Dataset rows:
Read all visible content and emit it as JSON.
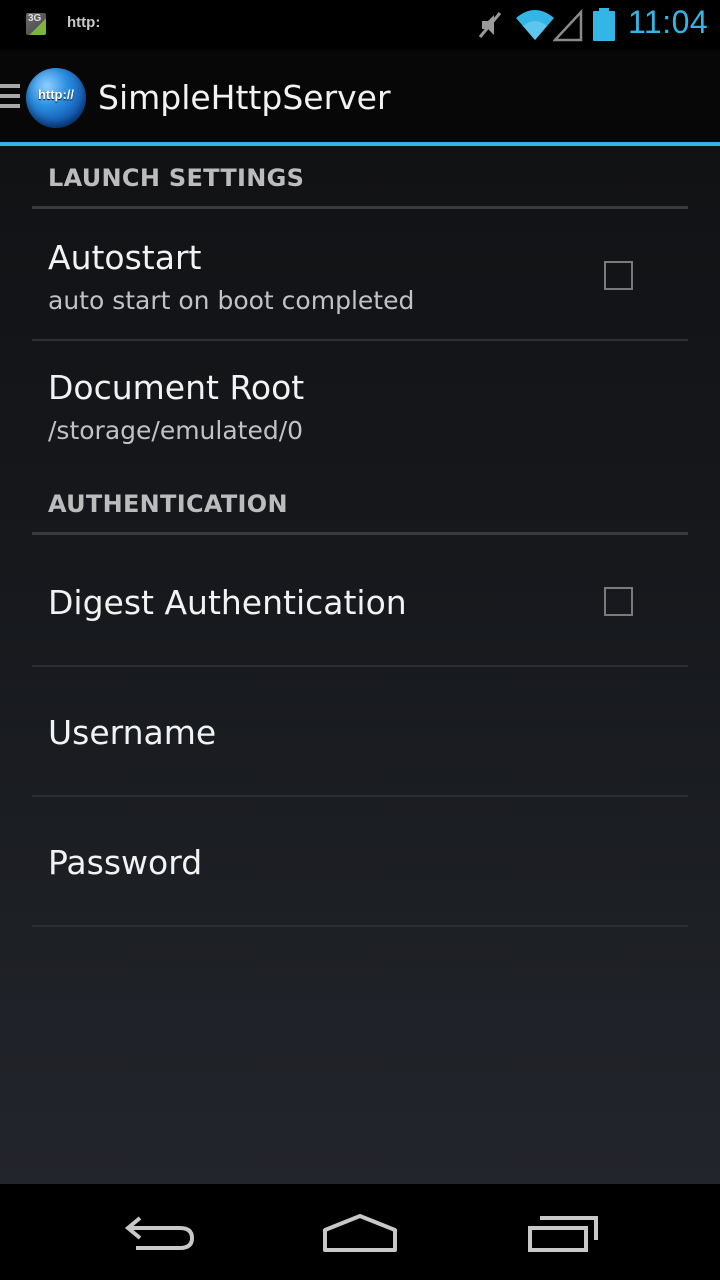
{
  "status_bar": {
    "notification_icon": "3g-notification-icon",
    "notification_icon_label": "3G",
    "notification_text": "http:",
    "icons": [
      "mute-icon",
      "wifi-icon",
      "signal-icon",
      "battery-icon"
    ],
    "time": "11:04",
    "time_color": "#33b5e5"
  },
  "action_bar": {
    "menu_icon": "menu-icon",
    "logo_text": "http://",
    "title": "SimpleHttpServer",
    "accent_color": "#33b5e5"
  },
  "sections": {
    "launch": {
      "header": "LAUNCH SETTINGS",
      "autostart": {
        "title": "Autostart",
        "summary": "auto start on boot completed",
        "checked": false
      },
      "document_root": {
        "title": "Document Root",
        "summary": "/storage/emulated/0"
      }
    },
    "auth": {
      "header": "AUTHENTICATION",
      "digest": {
        "title": "Digest Authentication",
        "checked": false
      },
      "username": {
        "title": "Username"
      },
      "password": {
        "title": "Password"
      }
    }
  },
  "nav_bar": {
    "buttons": [
      "back-icon",
      "home-icon",
      "recent-apps-icon"
    ]
  }
}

§ WHAT IS BEING ASKED:
Give the number of lines in the entries that hold the word "summary", and nothing else.

§ EXERCISE ANSWER:
2